• _DATA ROWS_:
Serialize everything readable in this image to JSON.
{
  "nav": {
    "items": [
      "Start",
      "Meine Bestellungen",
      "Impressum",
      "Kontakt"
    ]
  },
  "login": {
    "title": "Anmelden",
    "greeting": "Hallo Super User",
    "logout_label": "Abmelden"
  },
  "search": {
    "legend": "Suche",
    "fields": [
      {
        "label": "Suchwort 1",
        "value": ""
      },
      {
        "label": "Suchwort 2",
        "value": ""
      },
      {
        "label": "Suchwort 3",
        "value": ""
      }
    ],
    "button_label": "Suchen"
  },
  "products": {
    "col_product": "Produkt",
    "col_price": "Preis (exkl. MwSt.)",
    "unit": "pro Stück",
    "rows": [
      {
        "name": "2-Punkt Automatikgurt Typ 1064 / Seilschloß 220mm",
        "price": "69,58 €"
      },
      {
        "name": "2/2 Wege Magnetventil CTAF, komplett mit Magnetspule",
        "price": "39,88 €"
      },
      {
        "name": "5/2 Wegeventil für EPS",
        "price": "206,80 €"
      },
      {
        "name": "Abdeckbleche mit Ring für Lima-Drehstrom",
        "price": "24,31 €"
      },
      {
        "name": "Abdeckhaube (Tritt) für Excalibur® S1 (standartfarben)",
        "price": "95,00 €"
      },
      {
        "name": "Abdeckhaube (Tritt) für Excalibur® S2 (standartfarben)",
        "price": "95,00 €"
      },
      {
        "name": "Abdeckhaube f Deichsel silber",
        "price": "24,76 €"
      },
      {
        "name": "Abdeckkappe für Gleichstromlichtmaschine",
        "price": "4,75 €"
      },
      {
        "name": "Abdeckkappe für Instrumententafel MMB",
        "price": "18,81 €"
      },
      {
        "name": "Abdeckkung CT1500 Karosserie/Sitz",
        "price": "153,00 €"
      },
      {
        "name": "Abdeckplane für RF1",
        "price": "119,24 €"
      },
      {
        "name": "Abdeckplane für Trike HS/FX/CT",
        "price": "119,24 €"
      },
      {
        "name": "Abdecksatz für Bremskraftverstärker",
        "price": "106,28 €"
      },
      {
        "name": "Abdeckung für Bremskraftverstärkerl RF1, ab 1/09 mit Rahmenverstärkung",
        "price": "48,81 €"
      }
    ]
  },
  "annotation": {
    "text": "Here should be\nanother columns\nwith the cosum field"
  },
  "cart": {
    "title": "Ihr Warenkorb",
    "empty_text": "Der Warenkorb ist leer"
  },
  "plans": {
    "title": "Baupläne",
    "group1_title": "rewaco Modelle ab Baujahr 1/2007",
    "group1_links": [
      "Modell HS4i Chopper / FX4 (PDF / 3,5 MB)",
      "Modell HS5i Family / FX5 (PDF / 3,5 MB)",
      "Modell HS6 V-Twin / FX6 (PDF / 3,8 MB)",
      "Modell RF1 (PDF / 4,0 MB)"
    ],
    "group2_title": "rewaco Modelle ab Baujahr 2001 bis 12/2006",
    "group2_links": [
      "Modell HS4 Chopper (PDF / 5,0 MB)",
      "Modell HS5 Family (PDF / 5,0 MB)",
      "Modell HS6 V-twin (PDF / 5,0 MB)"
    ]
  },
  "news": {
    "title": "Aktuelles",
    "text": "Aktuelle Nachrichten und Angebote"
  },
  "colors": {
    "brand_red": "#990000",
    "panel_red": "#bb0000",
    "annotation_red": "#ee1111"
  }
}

• _WHAT YOU NEED TO DO_: Pull out all lines containing the word "Abdeckkappe" from the entries above.

• _TASK SOLUTION_:
        "name": "Abdeckkappe für Gleichstromlichtmaschine",
        "name": "Abdeckkappe für Instrumententafel MMB",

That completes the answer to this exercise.